DOCUMENT PASSAGE:
════
February 15, 2011 (San Diego, California) — A physical therapy program can effectively treat most patients who present with atraumatic full-thickness rotator cuff tears and shoulder pain, without the need for surgery, researchers announced at the American Academy of Orthopaedic Surgeons (AAOS) 2011 Annual Meeting.

“Our non-operative program is successful in over 90% of patients and the effect seems to last at least 2 years,” John E. Kuhn, MD, associate professor and chief of shoulder surgery at Vanderbilt University Medical Center in Nashville, Tennessee, and director of the Multicenter Orthopedic Outcomes Network (MOON) Shoulder Group, said.

In the United States, at least 10% of persons over age 60 years, or nearly 6 million people, will develop a rotator cuff tear.

Prospective Cohort Study

The study included 396 patients age 18 to 100 years who had atraumatic full-thickness tears documented by magnetic resonance imaging and no other abnormality. The primary symptom was pain in most patients.
════
EXERCISE INSTRUCTIONS: Print the passage on non-surgical treatment of rotator cuff tears in full, without any changes.

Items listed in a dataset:
════
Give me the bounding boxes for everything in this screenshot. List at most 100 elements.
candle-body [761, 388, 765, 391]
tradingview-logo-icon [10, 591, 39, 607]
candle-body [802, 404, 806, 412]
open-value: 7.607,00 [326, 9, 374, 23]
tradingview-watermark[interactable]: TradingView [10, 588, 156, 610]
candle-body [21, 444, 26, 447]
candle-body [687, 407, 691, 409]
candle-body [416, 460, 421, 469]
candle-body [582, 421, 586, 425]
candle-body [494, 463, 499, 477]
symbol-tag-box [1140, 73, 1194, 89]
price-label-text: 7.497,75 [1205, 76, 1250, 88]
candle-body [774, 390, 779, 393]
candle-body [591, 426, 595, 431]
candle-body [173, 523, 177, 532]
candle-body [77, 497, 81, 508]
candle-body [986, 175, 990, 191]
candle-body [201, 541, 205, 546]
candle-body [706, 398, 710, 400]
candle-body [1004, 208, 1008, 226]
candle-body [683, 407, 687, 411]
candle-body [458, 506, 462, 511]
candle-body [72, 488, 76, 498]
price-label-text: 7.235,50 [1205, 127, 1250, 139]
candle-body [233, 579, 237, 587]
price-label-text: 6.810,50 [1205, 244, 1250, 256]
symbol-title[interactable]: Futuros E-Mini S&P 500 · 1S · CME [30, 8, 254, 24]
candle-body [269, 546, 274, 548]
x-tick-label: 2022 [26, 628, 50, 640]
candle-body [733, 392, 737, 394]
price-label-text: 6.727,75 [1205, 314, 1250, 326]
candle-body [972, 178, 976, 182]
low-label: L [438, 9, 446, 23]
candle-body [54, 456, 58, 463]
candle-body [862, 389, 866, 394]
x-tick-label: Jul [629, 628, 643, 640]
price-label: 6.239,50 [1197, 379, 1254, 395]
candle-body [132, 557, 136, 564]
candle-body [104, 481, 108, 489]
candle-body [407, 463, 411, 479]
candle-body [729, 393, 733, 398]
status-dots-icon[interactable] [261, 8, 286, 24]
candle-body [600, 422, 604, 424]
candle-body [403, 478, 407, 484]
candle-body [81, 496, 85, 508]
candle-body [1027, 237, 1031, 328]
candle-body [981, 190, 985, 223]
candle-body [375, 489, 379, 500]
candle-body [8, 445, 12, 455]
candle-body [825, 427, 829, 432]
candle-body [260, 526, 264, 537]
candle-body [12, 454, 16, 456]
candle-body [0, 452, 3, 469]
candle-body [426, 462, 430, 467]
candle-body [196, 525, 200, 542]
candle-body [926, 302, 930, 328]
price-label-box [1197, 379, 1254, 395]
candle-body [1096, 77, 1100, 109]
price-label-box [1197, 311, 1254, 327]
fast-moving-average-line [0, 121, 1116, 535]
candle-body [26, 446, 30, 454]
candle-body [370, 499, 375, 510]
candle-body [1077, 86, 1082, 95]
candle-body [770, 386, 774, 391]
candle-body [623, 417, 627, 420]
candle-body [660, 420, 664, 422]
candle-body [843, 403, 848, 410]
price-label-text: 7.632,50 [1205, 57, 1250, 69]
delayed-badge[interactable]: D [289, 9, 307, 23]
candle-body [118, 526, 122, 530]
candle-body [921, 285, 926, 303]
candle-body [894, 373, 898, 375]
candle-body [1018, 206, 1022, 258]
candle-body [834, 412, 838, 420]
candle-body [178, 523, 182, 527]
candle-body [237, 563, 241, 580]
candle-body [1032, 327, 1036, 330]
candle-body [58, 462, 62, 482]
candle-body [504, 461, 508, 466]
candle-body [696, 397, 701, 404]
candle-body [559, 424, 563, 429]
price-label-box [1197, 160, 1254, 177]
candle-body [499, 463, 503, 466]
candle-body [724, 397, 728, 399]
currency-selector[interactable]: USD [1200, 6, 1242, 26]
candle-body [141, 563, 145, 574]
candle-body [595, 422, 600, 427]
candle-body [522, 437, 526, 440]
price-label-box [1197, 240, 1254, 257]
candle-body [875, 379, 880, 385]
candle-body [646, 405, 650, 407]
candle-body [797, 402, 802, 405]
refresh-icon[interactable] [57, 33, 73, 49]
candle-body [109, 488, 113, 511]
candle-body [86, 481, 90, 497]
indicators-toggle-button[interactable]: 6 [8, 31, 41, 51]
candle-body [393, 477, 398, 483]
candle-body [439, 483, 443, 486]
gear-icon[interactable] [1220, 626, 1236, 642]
════
SOLUTION FOR THIS PROBLEM:
February 15, 2011 (San Diego, California) — A physical therapy program can effectively treat most patients who present with atraumatic full-thickness rotator cuff tears and shoulder pain, without the need for surgery, researchers announced at the American Academy of Orthopaedic Surgeons (AAOS) 2011 Annual Meeting.

“Our non-operative program is successful in over 90% of patients and the effect seems to last at least 2 years,” John E. Kuhn, MD, associate professor and chief of shoulder surgery at Vanderbilt University Medical Center in Nashville, Tennessee, and director of the Multicenter Orthopedic Outcomes Network (MOON) Shoulder Group, said.

In the United States, at least 10% of persons over age 60 years, or nearly 6 million people, will develop a rotator cuff tear.

Prospective Cohort Study

The study included 396 patients age 18 to 100 years who had atraumatic full-thickness tears documented by magnetic resonance imaging and no other abnormality. The primary symptom was pain in most patients.